Data excerpts
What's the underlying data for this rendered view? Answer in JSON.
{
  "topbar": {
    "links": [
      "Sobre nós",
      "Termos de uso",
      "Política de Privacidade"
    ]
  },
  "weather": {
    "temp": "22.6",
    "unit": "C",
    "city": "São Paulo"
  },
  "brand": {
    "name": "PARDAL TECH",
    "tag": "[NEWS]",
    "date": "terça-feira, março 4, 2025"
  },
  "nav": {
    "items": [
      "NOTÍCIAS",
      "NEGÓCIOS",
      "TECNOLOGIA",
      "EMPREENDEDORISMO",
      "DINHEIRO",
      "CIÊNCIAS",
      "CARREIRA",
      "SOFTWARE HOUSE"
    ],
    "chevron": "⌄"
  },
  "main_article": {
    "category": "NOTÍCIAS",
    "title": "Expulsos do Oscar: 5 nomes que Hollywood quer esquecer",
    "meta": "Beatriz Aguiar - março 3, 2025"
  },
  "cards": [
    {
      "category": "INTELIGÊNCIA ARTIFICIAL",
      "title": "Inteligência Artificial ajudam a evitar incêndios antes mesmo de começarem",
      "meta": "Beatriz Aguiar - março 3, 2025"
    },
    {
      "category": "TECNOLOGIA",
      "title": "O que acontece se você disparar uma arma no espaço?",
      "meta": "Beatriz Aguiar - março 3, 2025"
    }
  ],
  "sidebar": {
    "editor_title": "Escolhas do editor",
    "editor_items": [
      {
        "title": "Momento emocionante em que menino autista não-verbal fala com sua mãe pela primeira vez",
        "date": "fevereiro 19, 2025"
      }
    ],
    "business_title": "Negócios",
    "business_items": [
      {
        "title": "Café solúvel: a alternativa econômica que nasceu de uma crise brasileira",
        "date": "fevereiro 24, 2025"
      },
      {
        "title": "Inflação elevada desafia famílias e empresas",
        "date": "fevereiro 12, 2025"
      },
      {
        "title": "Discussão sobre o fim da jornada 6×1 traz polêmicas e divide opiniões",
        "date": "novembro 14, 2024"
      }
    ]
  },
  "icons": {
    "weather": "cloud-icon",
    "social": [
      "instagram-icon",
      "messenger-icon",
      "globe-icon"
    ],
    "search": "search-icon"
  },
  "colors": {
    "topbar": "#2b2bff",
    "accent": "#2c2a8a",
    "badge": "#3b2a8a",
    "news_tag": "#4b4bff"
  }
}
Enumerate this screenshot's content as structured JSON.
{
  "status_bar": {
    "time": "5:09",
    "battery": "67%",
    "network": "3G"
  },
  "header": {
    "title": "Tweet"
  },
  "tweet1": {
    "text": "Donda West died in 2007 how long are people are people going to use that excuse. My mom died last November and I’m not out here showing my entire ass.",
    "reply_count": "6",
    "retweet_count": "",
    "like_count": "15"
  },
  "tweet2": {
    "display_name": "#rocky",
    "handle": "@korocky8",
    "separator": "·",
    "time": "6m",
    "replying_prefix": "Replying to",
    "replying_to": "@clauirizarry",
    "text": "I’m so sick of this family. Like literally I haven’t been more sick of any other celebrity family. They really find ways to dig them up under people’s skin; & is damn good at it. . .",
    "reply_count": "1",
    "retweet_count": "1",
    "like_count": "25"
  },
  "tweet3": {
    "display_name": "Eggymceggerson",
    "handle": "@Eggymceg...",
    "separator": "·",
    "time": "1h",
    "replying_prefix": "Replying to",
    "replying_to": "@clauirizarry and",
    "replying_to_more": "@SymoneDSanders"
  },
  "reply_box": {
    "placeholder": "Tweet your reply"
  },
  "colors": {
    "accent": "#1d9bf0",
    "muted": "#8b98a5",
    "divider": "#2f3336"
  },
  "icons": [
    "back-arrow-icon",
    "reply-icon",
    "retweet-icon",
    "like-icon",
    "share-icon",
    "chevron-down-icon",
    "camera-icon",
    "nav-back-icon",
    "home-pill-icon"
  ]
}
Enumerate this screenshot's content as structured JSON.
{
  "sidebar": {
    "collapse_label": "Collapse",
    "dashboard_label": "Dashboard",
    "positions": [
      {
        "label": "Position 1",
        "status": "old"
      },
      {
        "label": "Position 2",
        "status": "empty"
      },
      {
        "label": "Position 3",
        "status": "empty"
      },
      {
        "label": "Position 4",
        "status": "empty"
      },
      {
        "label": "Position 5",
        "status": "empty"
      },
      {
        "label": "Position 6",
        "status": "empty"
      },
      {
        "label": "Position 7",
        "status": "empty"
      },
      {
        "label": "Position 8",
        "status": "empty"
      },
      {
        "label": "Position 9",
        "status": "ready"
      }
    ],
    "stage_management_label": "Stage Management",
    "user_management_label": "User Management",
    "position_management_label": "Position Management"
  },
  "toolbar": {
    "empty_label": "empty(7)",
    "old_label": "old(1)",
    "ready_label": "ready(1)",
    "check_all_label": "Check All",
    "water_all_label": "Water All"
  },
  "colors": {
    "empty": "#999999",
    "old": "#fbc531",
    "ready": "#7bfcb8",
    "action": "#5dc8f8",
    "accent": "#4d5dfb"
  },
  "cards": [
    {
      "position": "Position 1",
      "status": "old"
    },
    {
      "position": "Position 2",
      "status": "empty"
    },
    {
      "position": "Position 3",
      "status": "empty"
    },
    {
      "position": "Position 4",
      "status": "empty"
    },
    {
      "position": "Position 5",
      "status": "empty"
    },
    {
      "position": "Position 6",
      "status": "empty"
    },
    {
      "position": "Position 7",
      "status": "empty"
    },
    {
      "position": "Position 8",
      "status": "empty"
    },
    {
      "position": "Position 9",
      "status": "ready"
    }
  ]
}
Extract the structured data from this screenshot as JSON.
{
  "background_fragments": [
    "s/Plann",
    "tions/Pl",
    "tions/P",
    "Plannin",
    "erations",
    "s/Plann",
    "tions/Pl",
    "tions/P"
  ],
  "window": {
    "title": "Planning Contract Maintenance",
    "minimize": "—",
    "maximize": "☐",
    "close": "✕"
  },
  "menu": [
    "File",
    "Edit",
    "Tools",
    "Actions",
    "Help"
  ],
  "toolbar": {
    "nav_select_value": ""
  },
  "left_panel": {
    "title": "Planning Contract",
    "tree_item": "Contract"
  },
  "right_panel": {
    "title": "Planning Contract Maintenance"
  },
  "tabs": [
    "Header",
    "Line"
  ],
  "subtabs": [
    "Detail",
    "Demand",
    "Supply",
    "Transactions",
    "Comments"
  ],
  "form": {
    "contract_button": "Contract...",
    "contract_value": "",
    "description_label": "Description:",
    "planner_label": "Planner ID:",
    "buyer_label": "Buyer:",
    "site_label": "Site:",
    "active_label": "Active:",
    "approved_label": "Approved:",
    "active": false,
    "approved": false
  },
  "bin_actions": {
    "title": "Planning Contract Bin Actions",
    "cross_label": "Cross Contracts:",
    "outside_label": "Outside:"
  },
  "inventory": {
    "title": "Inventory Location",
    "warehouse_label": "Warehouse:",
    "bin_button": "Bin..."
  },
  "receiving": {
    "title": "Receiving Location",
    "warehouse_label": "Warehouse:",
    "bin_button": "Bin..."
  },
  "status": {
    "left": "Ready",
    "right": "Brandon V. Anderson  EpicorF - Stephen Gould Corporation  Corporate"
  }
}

Written request — Retype the whole listing above exactly.

The response —
What's the underlying data for this rendered view? Answer in JSON.
{
  "topbar": {
    "links": [
      "Sobre nós",
      "Termos de uso",
      "Política de Privacidade"
    ]
  },
  "weather": {
    "temp": "22.6",
    "unit": "C",
    "city": "São Paulo"
  },
  "brand": {
    "name": "PARDAL TECH",
    "tag": "[NEWS]",
    "date": "terça-feira, março 4, 2025"
  },
  "nav": {
    "items": [
      "NOTÍCIAS",
      "NEGÓCIOS",
      "TECNOLOGIA",
      "EMPREENDEDORISMO",
      "DINHEIRO",
      "CIÊNCIAS",
      "CARREIRA",
      "SOFTWARE HOUSE"
    ],
    "chevron": "⌄"
  },
  "main_article": {
    "category": "NOTÍCIAS",
    "title": "Expulsos do Oscar: 5 nomes que Hollywood quer esquecer",
    "meta": "Beatriz Aguiar - março 3, 2025"
  },
  "cards": [
    {
      "category": "INTELIGÊNCIA ARTIFICIAL",
      "title": "Inteligência Artificial ajudam a evitar incêndios antes mesmo de começarem",
      "meta": "Beatriz Aguiar - março 3, 2025"
    },
    {
      "category": "TECNOLOGIA",
      "title": "O que acontece se você disparar uma arma no espaço?",
      "meta": "Beatriz Aguiar - março 3, 2025"
    }
  ],
  "sidebar": {
    "editor_title": "Escolhas do editor",
    "editor_items": [
      {
        "title": "Momento emocionante em que menino autista não-verbal fala com sua mãe pela primeira vez",
        "date": "fevereiro 19, 2025"
      }
    ],
    "business_title": "Negócios",
    "business_items": [
      {
        "title": "Café solúvel: a alternativa econômica que nasceu de uma crise brasileira",
        "date": "fevereiro 24, 2025"
      },
      {
        "title": "Inflação elevada desafia famílias e empresas",
        "date": "fevereiro 12, 2025"
      },
      {
        "title": "Discussão sobre o fim da jornada 6×1 traz polêmicas e divide opiniões",
        "date": "novembro 14, 2024"
      }
    ]
  },
  "icons": {
    "weather": "cloud-icon",
    "social": [
      "instagram-icon",
      "messenger-icon",
      "globe-icon"
    ],
    "search": "search-icon"
  },
  "colors": {
    "topbar": "#2b2bff",
    "accent": "#2c2a8a",
    "badge": "#3b2a8a",
    "news_tag": "#4b4bff"
  }
}
Enumerate this screenshot's content as structured JSON.
{
  "status_bar": {
    "time": "5:09",
    "battery": "67%",
    "network": "3G"
  },
  "header": {
    "title": "Tweet"
  },
  "tweet1": {
    "text": "Donda West died in 2007 how long are people are people going to use that excuse. My mom died last November and I’m not out here showing my entire ass.",
    "reply_count": "6",
    "retweet_count": "",
    "like_count": "15"
  },
  "tweet2": {
    "display_name": "#rocky",
    "handle": "@korocky8",
    "separator": "·",
    "time": "6m",
    "replying_prefix": "Replying to",
    "replying_to": "@clauirizarry",
    "text": "I’m so sick of this family. Like literally I haven’t been more sick of any other celebrity family. They really find ways to dig them up under people’s skin; & is damn good at it. . .",
    "reply_count": "1",
    "retweet_count": "1",
    "like_count": "25"
  },
  "tweet3": {
    "display_name": "Eggymceggerson",
    "handle": "@Eggymceg...",
    "separator": "·",
    "time": "1h",
    "replying_prefix": "Replying to",
    "replying_to": "@clauirizarry and",
    "replying_to_more": "@SymoneDSanders"
  },
  "reply_box": {
    "placeholder": "Tweet your reply"
  },
  "colors": {
    "accent": "#1d9bf0",
    "muted": "#8b98a5",
    "divider": "#2f3336"
  },
  "icons": [
    "back-arrow-icon",
    "reply-icon",
    "retweet-icon",
    "like-icon",
    "share-icon",
    "chevron-down-icon",
    "camera-icon",
    "nav-back-icon",
    "home-pill-icon"
  ]
}
Enumerate this screenshot's content as structured JSON.
{
  "sidebar": {
    "collapse_label": "Collapse",
    "dashboard_label": "Dashboard",
    "positions": [
      {
        "label": "Position 1",
        "status": "old"
      },
      {
        "label": "Position 2",
        "status": "empty"
      },
      {
        "label": "Position 3",
        "status": "empty"
      },
      {
        "label": "Position 4",
        "status": "empty"
      },
      {
        "label": "Position 5",
        "status": "empty"
      },
      {
        "label": "Position 6",
        "status": "empty"
      },
      {
        "label": "Position 7",
        "status": "empty"
      },
      {
        "label": "Position 8",
        "status": "empty"
      },
      {
        "label": "Position 9",
        "status": "ready"
      }
    ],
    "stage_management_label": "Stage Management",
    "user_management_label": "User Management",
    "position_management_label": "Position Management"
  },
  "toolbar": {
    "empty_label": "empty(7)",
    "old_label": "old(1)",
    "ready_label": "ready(1)",
    "check_all_label": "Check All",
    "water_all_label": "Water All"
  },
  "colors": {
    "empty": "#999999",
    "old": "#fbc531",
    "ready": "#7bfcb8",
    "action": "#5dc8f8",
    "accent": "#4d5dfb"
  },
  "cards": [
    {
      "position": "Position 1",
      "status": "old"
    },
    {
      "position": "Position 2",
      "status": "empty"
    },
    {
      "position": "Position 3",
      "status": "empty"
    },
    {
      "position": "Position 4",
      "status": "empty"
    },
    {
      "position": "Position 5",
      "status": "empty"
    },
    {
      "position": "Position 6",
      "status": "empty"
    },
    {
      "position": "Position 7",
      "status": "empty"
    },
    {
      "position": "Position 8",
      "status": "empty"
    },
    {
      "position": "Position 9",
      "status": "ready"
    }
  ]
}
Extract the structured data from this screenshot as JSON.
{
  "background_fragments": [
    "s/Plann",
    "tions/Pl",
    "tions/P",
    "Plannin",
    "erations",
    "s/Plann",
    "tions/Pl",
    "tions/P"
  ],
  "window": {
    "title": "Planning Contract Maintenance",
    "minimize": "—",
    "maximize": "☐",
    "close": "✕"
  },
  "menu": [
    "File",
    "Edit",
    "Tools",
    "Actions",
    "Help"
  ],
  "toolbar": {
    "nav_select_value": ""
  },
  "left_panel": {
    "title": "Planning Contract",
    "tree_item": "Contract"
  },
  "right_panel": {
    "title": "Planning Contract Maintenance"
  },
  "tabs": [
    "Header",
    "Line"
  ],
  "subtabs": [
    "Detail",
    "Demand",
    "Supply",
    "Transactions",
    "Comments"
  ],
  "form": {
    "contract_button": "Contract...",
    "contract_value": "",
    "description_label": "Description:",
    "planner_label": "Planner ID:",
    "buyer_label": "Buyer:",
    "site_label": "Site:",
    "active_label": "Active:",
    "approved_label": "Approved:",
    "active": false,
    "approved": false
  },
  "bin_actions": {
    "title": "Planning Contract Bin Actions",
    "cross_label": "Cross Contracts:",
    "outside_label": "Outside:"
  },
  "inventory": {
    "title": "Inventory Location",
    "warehouse_label": "Warehouse:",
    "bin_button": "Bin..."
  },
  "receiving": {
    "title": "Receiving Location",
    "warehouse_label": "Warehouse:",
    "bin_button": "Bin..."
  },
  "status": {
    "left": "Ready",
    "right": "Brandon V. Anderson  EpicorF - Stephen Gould Corporation  Corporate"
  }
}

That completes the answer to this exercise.